## Text
We are starting a new project based on EJB 3.0. I have a "spring" based background (and love it), so for me loose coupling and testability is a big must have. This post should not be about "ejb vs. spring". It would be perfect if you already have real project experience with this.

here is some example code to demonstrate the problem:

client -> ejb -> collaborator 1 -> collaborator .. -> collaborator n

<!-- language: java -->
@Stateless
public class SampleService {

    // or @Inject via CDI
    // or @Autowired via Spring
    @EJB // or just use a stateless session bean via EJB 3.0
    private Bank bank;

    // same for this component
    @EJB
    private Calculator calc;

    // both collaborators must be settable from outside, to make everything testable (and mockable)

    /**
     * sample "business service" called from client
     */
    public void debit(BigDecimal amount){
        calc.calculate(amount.subtract(new BigDecimal(100)));
        bank.debit(amount);
    }

}

// or via @Component (Spring), or CDI?
@Stateless // or Stateless Session bean with optional @Service/@Singleton annotation?
public class Calculator {
    public void calculate(BigDecimal subtract) {
        // calculate stuff....
    }
}

// or via @Component (Spring), or CDI?
@Stateless // or Stateless Session bean with optional @Service/@Singleton annotation?
public class Bank {
    public void debit(BigDecimal amount) {
        // ...

## Given data

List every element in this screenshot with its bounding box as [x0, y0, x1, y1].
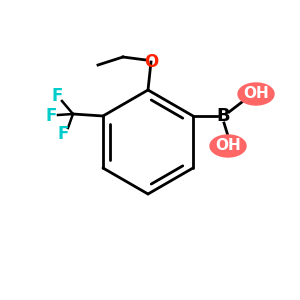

## Set tasks
[A] In the EJB 3.0 post, what kind of background does the writer say they have?
[B] Reproduce the EJB 3.0 post starting with "We are starting" and going on through "experience with this.".
Rely on the text alone and leave the material aside.

## Answers below
[A] A Spring-based background.

[B]
We are starting a new project based on EJB 3.0. I have a "spring" based background (and love it), so for me loose coupling and testability is a big must have. This post should not be about "ejb vs. spring". It would be perfect if you already have real project experience with this.